[Stored data entries]
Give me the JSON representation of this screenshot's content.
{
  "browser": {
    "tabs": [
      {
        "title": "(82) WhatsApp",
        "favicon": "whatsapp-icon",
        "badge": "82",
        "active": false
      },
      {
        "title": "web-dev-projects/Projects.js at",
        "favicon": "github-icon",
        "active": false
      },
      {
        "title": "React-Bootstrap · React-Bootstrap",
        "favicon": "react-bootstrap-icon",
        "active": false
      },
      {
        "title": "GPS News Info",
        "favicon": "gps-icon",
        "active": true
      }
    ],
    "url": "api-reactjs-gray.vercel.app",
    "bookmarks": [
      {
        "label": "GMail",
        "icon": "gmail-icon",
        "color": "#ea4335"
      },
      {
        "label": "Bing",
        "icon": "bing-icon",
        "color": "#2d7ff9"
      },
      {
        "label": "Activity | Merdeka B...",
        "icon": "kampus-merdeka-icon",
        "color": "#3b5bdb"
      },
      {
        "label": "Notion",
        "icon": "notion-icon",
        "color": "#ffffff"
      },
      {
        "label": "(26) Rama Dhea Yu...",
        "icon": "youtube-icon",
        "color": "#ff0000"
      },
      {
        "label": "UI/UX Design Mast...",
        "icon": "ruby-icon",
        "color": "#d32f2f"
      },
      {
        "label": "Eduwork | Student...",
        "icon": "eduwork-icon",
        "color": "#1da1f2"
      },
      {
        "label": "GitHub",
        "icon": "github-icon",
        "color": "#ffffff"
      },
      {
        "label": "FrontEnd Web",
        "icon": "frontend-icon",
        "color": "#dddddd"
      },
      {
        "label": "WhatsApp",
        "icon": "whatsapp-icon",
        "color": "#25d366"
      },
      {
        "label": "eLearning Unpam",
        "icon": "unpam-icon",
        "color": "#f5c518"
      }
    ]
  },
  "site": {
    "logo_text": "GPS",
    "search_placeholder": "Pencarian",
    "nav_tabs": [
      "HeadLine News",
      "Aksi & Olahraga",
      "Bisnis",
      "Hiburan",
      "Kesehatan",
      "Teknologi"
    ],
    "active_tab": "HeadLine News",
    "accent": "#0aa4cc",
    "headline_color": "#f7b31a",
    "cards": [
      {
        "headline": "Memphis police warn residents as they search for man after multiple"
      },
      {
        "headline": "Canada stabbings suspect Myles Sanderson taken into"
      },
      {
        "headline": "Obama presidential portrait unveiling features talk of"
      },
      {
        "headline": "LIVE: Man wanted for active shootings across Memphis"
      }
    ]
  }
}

Exercise: Print all the data exactly.

Solution for this task:
Give me the JSON representation of this screenshot's content.
{
  "browser": {
    "tabs": [
      {
        "title": "(82) WhatsApp",
        "favicon": "whatsapp-icon",
        "badge": "82",
        "active": false
      },
      {
        "title": "web-dev-projects/Projects.js at",
        "favicon": "github-icon",
        "active": false
      },
      {
        "title": "React-Bootstrap · React-Bootstrap",
        "favicon": "react-bootstrap-icon",
        "active": false
      },
      {
        "title": "GPS News Info",
        "favicon": "gps-icon",
        "active": true
      }
    ],
    "url": "api-reactjs-gray.vercel.app",
    "bookmarks": [
      {
        "label": "GMail",
        "icon": "gmail-icon",
        "color": "#ea4335"
      },
      {
        "label": "Bing",
        "icon": "bing-icon",
        "color": "#2d7ff9"
      },
      {
        "label": "Activity | Merdeka B...",
        "icon": "kampus-merdeka-icon",
        "color": "#3b5bdb"
      },
      {
        "label": "Notion",
        "icon": "notion-icon",
        "color": "#ffffff"
      },
      {
        "label": "(26) Rama Dhea Yu...",
        "icon": "youtube-icon",
        "color": "#ff0000"
      },
      {
        "label": "UI/UX Design Mast...",
        "icon": "ruby-icon",
        "color": "#d32f2f"
      },
      {
        "label": "Eduwork | Student...",
        "icon": "eduwork-icon",
        "color": "#1da1f2"
      },
      {
        "label": "GitHub",
        "icon": "github-icon",
        "color": "#ffffff"
      },
      {
        "label": "FrontEnd Web",
        "icon": "frontend-icon",
        "color": "#dddddd"
      },
      {
        "label": "WhatsApp",
        "icon": "whatsapp-icon",
        "color": "#25d366"
      },
      {
        "label": "eLearning Unpam",
        "icon": "unpam-icon",
        "color": "#f5c518"
      }
    ]
  },
  "site": {
    "logo_text": "GPS",
    "search_placeholder": "Pencarian",
    "nav_tabs": [
      "HeadLine News",
      "Aksi & Olahraga",
      "Bisnis",
      "Hiburan",
      "Kesehatan",
      "Teknologi"
    ],
    "active_tab": "HeadLine News",
    "accent": "#0aa4cc",
    "headline_color": "#f7b31a",
    "cards": [
      {
        "headline": "Memphis police warn residents as they search for man after multiple"
      },
      {
        "headline": "Canada stabbings suspect Myles Sanderson taken into"
      },
      {
        "headline": "Obama presidential portrait unveiling features talk of"
      },
      {
        "headline": "LIVE: Man wanted for active shootings across Memphis"
      }
    ]
  }
}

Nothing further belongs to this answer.